▶ Work instructions
Lines containing the word "name" need to be counted. Please reply with how many there are, and nothing else.

▶ Data
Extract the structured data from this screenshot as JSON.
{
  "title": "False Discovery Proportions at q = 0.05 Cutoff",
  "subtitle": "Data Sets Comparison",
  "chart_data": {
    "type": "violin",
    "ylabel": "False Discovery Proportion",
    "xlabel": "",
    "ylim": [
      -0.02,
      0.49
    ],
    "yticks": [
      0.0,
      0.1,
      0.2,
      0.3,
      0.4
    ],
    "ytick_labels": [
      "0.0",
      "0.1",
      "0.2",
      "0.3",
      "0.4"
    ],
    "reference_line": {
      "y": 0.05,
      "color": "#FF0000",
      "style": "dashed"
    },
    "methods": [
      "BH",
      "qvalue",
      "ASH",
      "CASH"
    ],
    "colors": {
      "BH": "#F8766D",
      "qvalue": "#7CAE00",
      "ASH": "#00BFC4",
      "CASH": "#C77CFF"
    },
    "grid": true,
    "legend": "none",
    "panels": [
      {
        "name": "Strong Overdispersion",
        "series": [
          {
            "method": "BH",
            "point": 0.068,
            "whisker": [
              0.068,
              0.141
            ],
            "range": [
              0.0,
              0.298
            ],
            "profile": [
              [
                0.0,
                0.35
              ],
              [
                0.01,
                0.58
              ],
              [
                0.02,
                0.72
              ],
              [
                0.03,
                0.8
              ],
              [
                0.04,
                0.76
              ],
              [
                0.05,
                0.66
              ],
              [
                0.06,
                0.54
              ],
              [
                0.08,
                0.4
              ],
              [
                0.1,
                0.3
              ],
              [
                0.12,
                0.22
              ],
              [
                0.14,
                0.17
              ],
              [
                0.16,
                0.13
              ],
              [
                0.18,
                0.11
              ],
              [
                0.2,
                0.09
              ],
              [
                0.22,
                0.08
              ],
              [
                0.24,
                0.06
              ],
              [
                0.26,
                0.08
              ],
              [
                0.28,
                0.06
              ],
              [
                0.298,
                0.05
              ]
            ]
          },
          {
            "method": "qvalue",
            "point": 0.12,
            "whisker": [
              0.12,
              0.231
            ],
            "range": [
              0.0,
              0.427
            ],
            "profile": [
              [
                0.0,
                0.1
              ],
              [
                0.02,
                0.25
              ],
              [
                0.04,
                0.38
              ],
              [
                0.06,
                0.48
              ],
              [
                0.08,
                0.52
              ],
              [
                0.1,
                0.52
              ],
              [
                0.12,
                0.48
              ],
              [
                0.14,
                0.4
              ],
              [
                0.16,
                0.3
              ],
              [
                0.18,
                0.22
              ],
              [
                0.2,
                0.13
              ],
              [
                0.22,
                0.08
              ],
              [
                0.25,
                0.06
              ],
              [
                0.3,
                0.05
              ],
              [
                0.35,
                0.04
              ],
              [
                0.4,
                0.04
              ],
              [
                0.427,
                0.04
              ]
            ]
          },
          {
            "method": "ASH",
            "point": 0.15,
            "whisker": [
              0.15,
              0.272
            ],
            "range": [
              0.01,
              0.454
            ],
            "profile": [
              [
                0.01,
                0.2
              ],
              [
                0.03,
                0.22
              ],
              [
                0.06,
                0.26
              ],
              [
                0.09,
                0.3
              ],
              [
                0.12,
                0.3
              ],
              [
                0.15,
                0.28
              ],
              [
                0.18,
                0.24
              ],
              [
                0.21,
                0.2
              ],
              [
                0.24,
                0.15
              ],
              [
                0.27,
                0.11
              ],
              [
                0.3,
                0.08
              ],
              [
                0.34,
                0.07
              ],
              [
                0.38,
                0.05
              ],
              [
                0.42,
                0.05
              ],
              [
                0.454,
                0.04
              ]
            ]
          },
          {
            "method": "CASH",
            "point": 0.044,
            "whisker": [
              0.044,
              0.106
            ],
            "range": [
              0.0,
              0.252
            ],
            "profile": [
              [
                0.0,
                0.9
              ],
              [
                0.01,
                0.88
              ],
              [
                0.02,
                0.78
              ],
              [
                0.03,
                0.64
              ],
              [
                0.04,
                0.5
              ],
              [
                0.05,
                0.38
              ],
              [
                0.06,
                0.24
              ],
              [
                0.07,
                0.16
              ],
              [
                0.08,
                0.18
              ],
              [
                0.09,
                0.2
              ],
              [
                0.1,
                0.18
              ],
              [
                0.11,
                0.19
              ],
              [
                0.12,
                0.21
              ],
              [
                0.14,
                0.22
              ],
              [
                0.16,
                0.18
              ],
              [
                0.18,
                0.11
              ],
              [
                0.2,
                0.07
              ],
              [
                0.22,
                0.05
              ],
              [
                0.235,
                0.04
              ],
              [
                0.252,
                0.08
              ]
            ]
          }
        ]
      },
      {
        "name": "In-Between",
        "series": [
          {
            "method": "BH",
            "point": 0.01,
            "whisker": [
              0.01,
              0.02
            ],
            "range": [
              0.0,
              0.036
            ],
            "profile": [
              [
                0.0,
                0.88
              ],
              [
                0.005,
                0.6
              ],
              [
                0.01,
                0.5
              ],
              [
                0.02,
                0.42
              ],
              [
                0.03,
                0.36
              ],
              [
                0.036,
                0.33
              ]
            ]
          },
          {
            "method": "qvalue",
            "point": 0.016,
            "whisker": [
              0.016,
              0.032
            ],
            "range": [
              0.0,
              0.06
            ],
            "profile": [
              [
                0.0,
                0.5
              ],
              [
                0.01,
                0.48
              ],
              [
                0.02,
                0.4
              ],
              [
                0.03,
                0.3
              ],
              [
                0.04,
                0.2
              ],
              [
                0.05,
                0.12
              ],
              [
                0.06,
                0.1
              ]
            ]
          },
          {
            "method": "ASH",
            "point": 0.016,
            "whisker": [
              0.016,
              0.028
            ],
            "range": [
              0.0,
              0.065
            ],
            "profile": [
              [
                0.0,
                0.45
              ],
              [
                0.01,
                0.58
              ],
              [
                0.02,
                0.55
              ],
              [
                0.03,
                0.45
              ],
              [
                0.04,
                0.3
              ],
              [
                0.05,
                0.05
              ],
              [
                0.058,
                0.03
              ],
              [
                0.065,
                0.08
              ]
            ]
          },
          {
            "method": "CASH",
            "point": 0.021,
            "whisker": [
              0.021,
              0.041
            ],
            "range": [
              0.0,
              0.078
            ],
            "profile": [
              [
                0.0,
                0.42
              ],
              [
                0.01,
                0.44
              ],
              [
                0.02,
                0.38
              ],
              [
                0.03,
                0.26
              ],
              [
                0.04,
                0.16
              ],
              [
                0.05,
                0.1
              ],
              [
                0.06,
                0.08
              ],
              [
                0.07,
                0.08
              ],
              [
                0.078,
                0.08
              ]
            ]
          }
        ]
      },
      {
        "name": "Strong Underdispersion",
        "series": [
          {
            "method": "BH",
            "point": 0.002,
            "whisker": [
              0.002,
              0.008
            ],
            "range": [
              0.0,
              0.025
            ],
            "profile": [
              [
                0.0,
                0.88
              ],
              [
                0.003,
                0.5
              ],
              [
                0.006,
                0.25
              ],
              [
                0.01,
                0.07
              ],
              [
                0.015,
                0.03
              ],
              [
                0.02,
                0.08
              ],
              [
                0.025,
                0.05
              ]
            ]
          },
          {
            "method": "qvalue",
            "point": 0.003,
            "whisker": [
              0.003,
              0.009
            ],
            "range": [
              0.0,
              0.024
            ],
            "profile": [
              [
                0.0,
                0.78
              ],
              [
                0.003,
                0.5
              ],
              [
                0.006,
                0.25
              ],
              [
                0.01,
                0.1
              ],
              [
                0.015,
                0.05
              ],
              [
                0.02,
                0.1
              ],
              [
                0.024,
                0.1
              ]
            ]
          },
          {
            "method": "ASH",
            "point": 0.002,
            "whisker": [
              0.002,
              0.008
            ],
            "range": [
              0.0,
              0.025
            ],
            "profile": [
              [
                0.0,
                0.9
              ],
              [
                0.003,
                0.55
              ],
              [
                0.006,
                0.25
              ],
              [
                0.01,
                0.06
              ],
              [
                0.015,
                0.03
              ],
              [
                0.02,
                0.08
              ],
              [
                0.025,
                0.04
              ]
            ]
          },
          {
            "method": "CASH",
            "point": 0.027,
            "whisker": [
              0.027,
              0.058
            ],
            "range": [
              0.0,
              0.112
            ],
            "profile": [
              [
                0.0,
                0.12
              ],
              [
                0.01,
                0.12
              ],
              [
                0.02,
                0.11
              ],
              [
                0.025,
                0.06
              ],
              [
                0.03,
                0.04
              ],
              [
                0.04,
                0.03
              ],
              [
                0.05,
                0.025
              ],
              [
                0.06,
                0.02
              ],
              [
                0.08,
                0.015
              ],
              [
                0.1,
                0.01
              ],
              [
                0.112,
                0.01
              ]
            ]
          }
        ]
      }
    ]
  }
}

▶ Response below
3